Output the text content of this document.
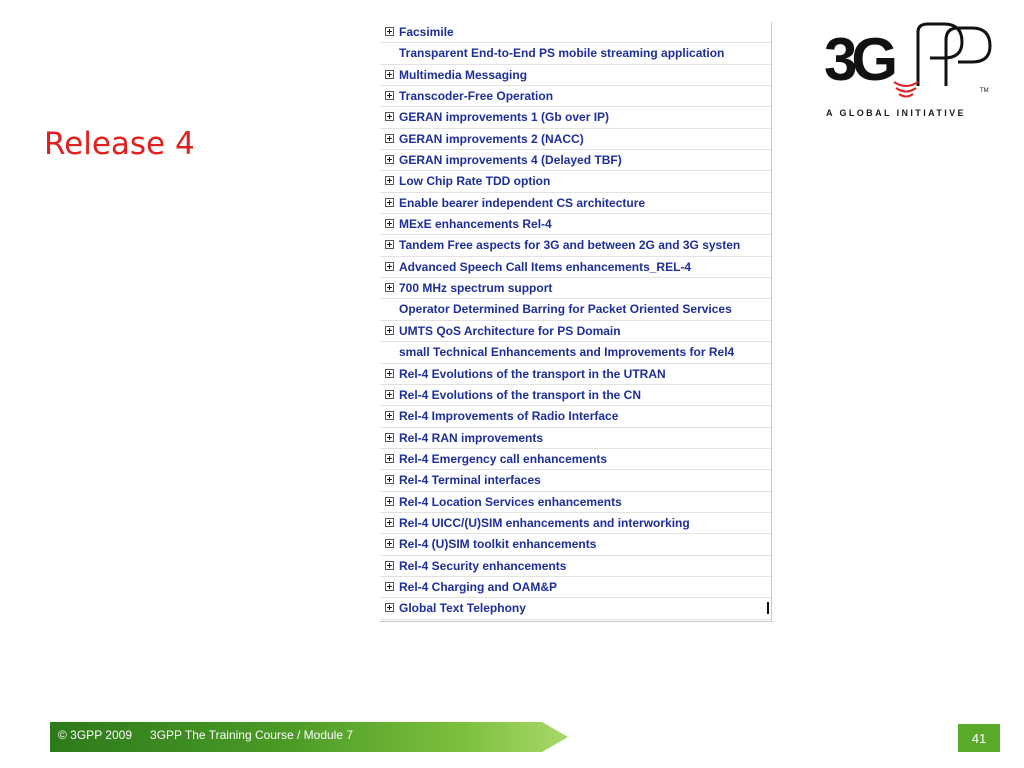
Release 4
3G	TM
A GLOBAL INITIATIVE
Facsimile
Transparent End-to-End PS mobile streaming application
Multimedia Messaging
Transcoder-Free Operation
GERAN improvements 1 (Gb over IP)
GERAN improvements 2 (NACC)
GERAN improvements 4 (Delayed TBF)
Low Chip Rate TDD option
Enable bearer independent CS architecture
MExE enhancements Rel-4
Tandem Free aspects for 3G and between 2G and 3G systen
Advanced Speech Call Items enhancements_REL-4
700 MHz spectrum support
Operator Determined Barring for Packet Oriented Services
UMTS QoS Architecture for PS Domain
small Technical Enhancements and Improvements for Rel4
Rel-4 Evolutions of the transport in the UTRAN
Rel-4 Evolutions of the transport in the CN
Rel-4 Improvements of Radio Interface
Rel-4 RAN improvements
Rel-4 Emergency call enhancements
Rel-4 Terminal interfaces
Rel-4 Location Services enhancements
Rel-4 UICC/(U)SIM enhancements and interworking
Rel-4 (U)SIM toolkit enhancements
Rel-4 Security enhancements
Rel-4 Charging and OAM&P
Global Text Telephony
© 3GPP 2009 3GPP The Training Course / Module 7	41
---
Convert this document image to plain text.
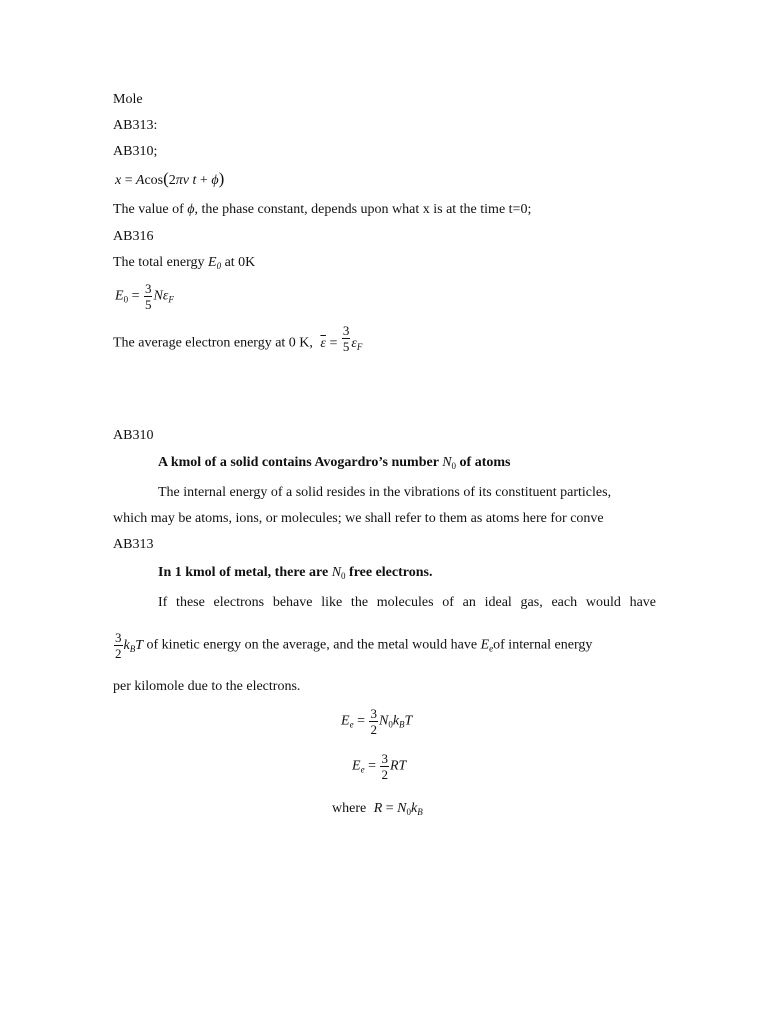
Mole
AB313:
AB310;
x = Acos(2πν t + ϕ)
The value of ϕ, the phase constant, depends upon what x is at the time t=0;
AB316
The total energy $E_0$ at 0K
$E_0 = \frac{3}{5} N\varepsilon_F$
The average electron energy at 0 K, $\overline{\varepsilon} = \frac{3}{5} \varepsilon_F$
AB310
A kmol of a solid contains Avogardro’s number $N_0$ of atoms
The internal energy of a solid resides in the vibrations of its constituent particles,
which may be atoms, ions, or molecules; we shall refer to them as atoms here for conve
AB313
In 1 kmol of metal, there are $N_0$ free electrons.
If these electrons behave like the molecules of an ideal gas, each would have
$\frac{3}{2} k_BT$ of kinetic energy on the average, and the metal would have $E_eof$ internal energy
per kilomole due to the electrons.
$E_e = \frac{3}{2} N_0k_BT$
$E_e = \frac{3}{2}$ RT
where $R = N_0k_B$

Exercise prompt: From the entries above, collect every line with the string "metal" in it.

Result below:
In 1 kmol of metal, there are $N_0$ free electrons.
$\frac{3}{2} k_BT$ of kinetic energy on the average, and the metal would have $E_eof$ internal energy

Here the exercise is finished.